Challenge: In your copy, include every line of the listing below exactly but none of the pictures.

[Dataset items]

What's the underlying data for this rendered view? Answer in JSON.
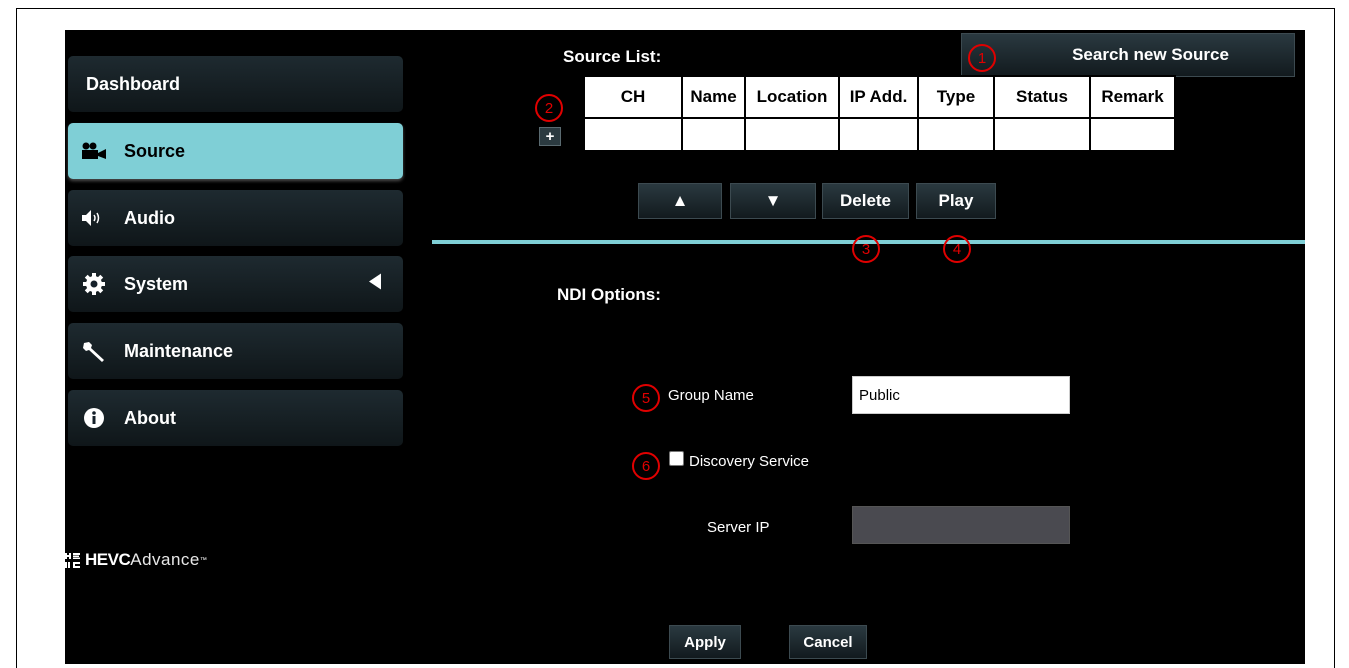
{
  "sidebar": {
    "items": [
      {
        "label": "Dashboard",
        "icon": "none"
      },
      {
        "label": "Source",
        "icon": "video-camera-icon"
      },
      {
        "label": "Audio",
        "icon": "speaker-icon"
      },
      {
        "label": "System",
        "icon": "gear-icon"
      },
      {
        "label": "Maintenance",
        "icon": "wrench-icon"
      },
      {
        "label": "About",
        "icon": "info-icon"
      }
    ],
    "active_index": 1
  },
  "logo": {
    "bold": "HEVC",
    "light": "Advance",
    "tm": "™"
  },
  "source_list": {
    "title": "Source List:",
    "search_button": "Search new Source",
    "add_button": "+",
    "columns": [
      "CH",
      "Name",
      "Location",
      "IP Add.",
      "Type",
      "Status",
      "Remark"
    ],
    "rows": [
      [
        "",
        "",
        "",
        "",
        "",
        "",
        ""
      ]
    ],
    "up_button": "▲",
    "down_button": "▼",
    "delete_button": "Delete",
    "play_button": "Play"
  },
  "ndi": {
    "title": "NDI Options:",
    "group_name_label": "Group Name",
    "group_name_value": "Public",
    "discovery_label": "Discovery Service",
    "discovery_checked": false,
    "server_ip_label": "Server IP",
    "server_ip_value": "",
    "apply_button": "Apply",
    "cancel_button": "Cancel"
  },
  "callouts": [
    "1",
    "2",
    "3",
    "4",
    "5",
    "6"
  ],
  "colors": {
    "accent": "#7fcfd6",
    "callout": "#e00000",
    "background": "#000000"
  }
}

Exercise output:
What's the underlying data for this rendered view? Answer in JSON.
{
  "sidebar": {
    "items": [
      {
        "label": "Dashboard",
        "icon": "none"
      },
      {
        "label": "Source",
        "icon": "video-camera-icon"
      },
      {
        "label": "Audio",
        "icon": "speaker-icon"
      },
      {
        "label": "System",
        "icon": "gear-icon"
      },
      {
        "label": "Maintenance",
        "icon": "wrench-icon"
      },
      {
        "label": "About",
        "icon": "info-icon"
      }
    ],
    "active_index": 1
  },
  "logo": {
    "bold": "HEVC",
    "light": "Advance",
    "tm": "™"
  },
  "source_list": {
    "title": "Source List:",
    "search_button": "Search new Source",
    "add_button": "+",
    "columns": [
      "CH",
      "Name",
      "Location",
      "IP Add.",
      "Type",
      "Status",
      "Remark"
    ],
    "rows": [
      [
        "",
        "",
        "",
        "",
        "",
        "",
        ""
      ]
    ],
    "up_button": "▲",
    "down_button": "▼",
    "delete_button": "Delete",
    "play_button": "Play"
  },
  "ndi": {
    "title": "NDI Options:",
    "group_name_label": "Group Name",
    "group_name_value": "Public",
    "discovery_label": "Discovery Service",
    "discovery_checked": false,
    "server_ip_label": "Server IP",
    "server_ip_value": "",
    "apply_button": "Apply",
    "cancel_button": "Cancel"
  },
  "callouts": [
    "1",
    "2",
    "3",
    "4",
    "5",
    "6"
  ],
  "colors": {
    "accent": "#7fcfd6",
    "callout": "#e00000",
    "background": "#000000"
  }
}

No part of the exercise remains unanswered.